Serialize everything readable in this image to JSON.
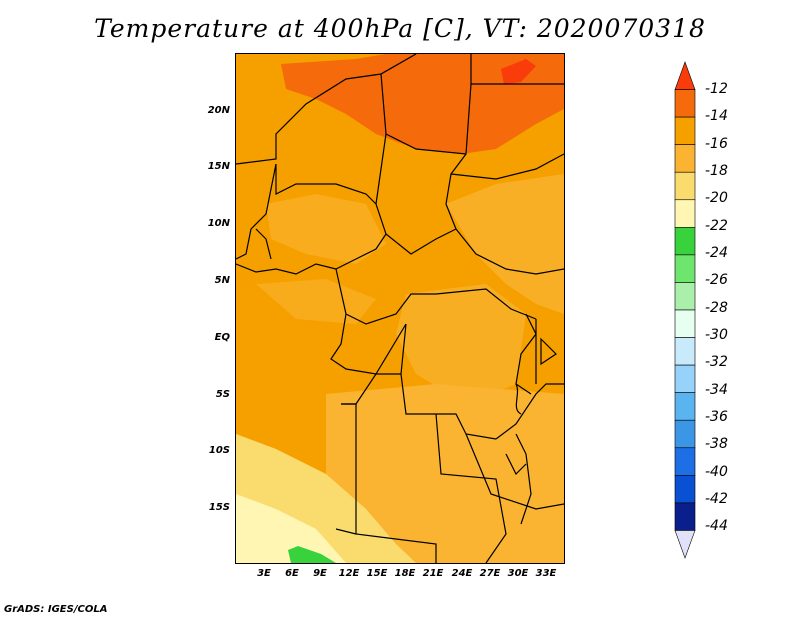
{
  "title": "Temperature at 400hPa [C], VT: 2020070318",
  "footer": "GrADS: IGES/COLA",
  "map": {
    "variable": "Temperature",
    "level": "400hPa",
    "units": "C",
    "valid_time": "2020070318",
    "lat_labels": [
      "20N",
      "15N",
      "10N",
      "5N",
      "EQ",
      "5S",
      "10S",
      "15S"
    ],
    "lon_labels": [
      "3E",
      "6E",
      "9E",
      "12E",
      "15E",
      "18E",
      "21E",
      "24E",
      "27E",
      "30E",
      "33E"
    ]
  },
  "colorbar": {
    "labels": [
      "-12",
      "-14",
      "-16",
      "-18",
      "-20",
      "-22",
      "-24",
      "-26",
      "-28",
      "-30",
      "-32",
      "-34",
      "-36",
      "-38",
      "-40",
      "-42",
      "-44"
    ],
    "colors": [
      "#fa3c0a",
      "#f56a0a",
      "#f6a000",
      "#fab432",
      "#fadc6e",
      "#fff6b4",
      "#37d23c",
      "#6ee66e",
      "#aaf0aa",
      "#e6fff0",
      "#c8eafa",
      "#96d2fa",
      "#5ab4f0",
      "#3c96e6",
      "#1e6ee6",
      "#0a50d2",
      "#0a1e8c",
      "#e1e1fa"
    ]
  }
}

* * *

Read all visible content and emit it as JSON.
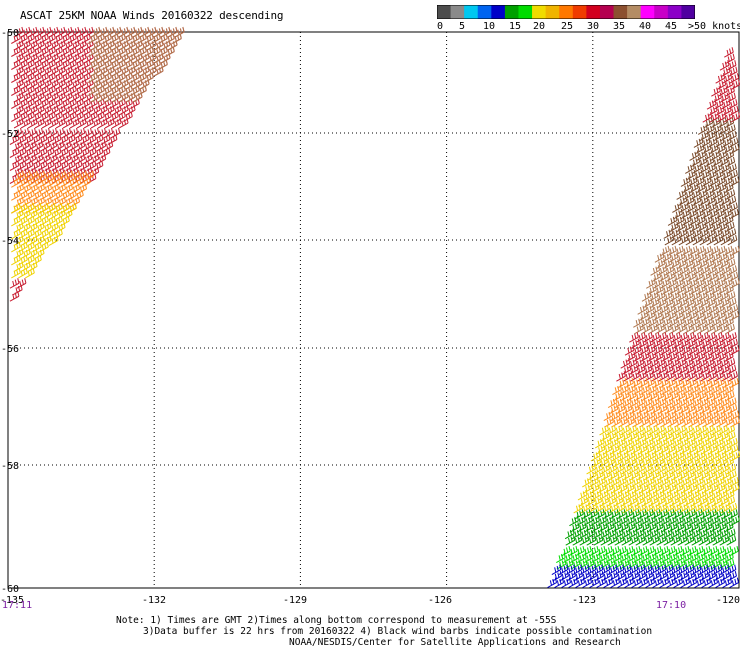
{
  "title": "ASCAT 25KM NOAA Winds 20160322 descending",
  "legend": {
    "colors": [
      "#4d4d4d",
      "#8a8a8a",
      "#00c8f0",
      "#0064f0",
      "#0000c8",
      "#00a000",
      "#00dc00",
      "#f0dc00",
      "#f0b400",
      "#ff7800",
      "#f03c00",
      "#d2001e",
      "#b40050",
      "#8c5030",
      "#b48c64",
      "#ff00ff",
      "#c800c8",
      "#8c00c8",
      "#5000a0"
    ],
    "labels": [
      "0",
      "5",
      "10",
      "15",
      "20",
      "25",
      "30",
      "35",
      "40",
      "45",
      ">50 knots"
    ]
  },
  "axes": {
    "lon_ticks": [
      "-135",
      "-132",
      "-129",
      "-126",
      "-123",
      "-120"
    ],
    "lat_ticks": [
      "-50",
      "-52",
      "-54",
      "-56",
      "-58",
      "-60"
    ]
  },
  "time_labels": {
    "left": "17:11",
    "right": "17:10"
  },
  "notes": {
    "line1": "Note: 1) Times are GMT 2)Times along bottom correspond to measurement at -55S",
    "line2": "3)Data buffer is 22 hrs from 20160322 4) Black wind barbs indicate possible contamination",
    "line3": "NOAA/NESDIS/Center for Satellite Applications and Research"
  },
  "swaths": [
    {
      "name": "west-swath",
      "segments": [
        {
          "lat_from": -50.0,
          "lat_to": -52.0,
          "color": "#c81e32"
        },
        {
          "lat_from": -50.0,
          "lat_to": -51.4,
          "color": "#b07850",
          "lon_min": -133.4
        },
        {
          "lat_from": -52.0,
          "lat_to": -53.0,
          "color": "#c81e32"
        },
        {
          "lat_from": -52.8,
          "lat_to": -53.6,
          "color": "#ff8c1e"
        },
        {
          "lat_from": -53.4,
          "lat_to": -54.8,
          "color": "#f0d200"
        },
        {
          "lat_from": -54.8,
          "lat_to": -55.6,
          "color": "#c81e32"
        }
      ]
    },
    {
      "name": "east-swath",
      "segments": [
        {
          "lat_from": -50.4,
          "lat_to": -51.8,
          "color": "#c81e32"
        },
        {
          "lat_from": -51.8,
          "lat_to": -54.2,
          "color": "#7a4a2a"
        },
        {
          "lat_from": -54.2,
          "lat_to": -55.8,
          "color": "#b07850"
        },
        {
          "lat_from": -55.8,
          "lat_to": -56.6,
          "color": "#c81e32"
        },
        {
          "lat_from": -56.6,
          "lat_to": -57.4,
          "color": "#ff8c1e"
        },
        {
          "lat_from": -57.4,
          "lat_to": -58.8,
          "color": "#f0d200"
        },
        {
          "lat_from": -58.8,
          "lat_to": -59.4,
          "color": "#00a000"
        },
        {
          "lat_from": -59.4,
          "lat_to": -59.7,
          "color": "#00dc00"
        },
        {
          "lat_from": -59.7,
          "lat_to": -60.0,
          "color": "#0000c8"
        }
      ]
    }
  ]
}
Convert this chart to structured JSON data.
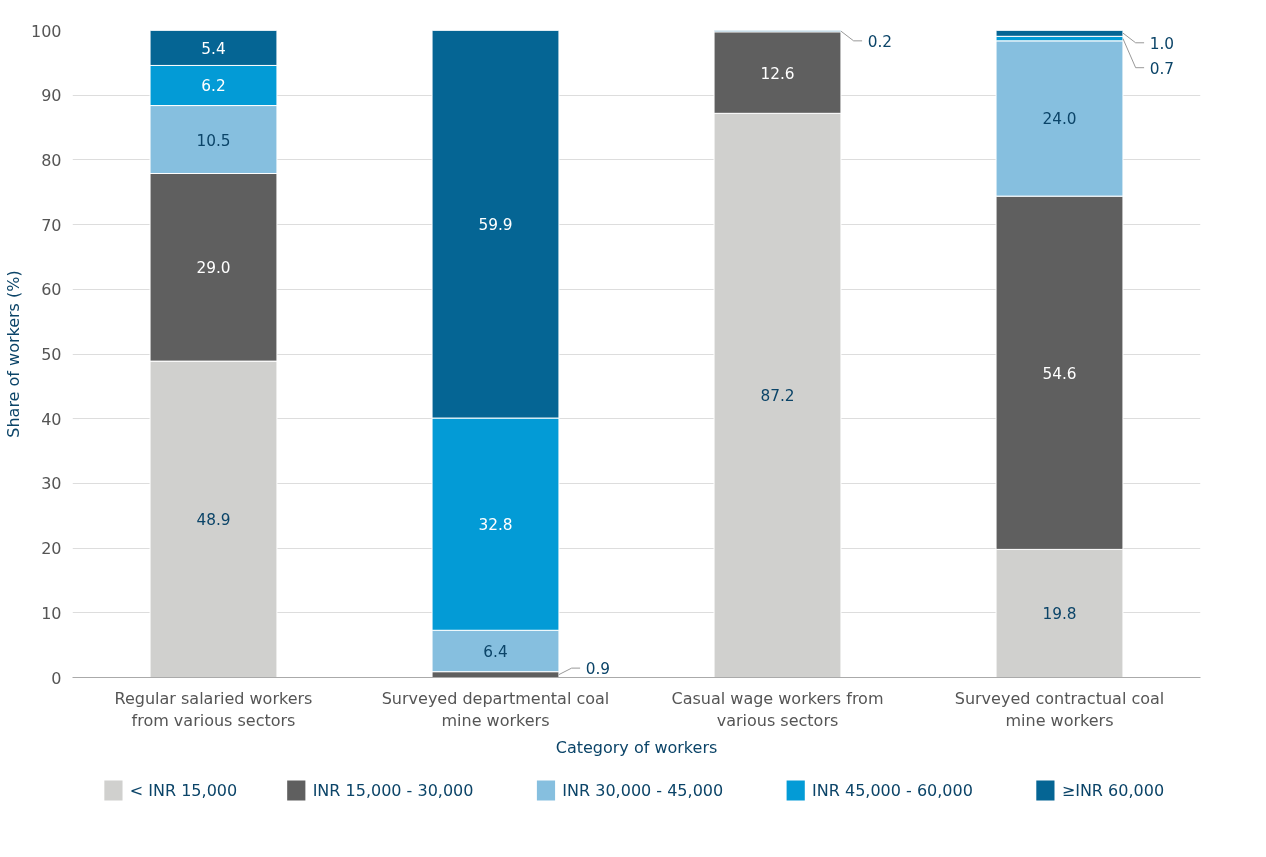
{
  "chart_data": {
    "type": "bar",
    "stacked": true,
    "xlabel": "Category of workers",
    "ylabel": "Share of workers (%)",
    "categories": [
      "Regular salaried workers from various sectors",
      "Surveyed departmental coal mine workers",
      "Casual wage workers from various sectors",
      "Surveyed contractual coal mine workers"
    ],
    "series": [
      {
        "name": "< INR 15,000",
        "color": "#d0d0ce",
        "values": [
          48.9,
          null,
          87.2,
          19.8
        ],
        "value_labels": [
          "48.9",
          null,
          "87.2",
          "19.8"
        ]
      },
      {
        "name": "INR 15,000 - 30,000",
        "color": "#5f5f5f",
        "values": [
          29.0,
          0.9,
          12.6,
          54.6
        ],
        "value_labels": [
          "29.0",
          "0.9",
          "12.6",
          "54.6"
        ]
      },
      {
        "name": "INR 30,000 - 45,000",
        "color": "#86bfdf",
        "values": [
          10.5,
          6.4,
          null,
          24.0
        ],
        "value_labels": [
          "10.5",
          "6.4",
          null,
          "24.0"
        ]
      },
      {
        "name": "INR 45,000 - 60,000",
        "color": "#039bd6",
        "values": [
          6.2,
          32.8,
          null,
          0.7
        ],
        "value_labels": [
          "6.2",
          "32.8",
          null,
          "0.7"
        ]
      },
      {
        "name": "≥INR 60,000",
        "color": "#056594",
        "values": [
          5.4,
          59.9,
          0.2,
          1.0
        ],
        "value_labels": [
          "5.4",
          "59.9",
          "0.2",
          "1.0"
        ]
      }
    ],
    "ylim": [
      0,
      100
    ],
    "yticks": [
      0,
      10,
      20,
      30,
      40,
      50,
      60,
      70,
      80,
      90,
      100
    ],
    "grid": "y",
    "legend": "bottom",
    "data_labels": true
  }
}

▶ What to do
What count of lines in the listing contain the word "Temperature"? Reply with the number only.

▶ Exercise response
2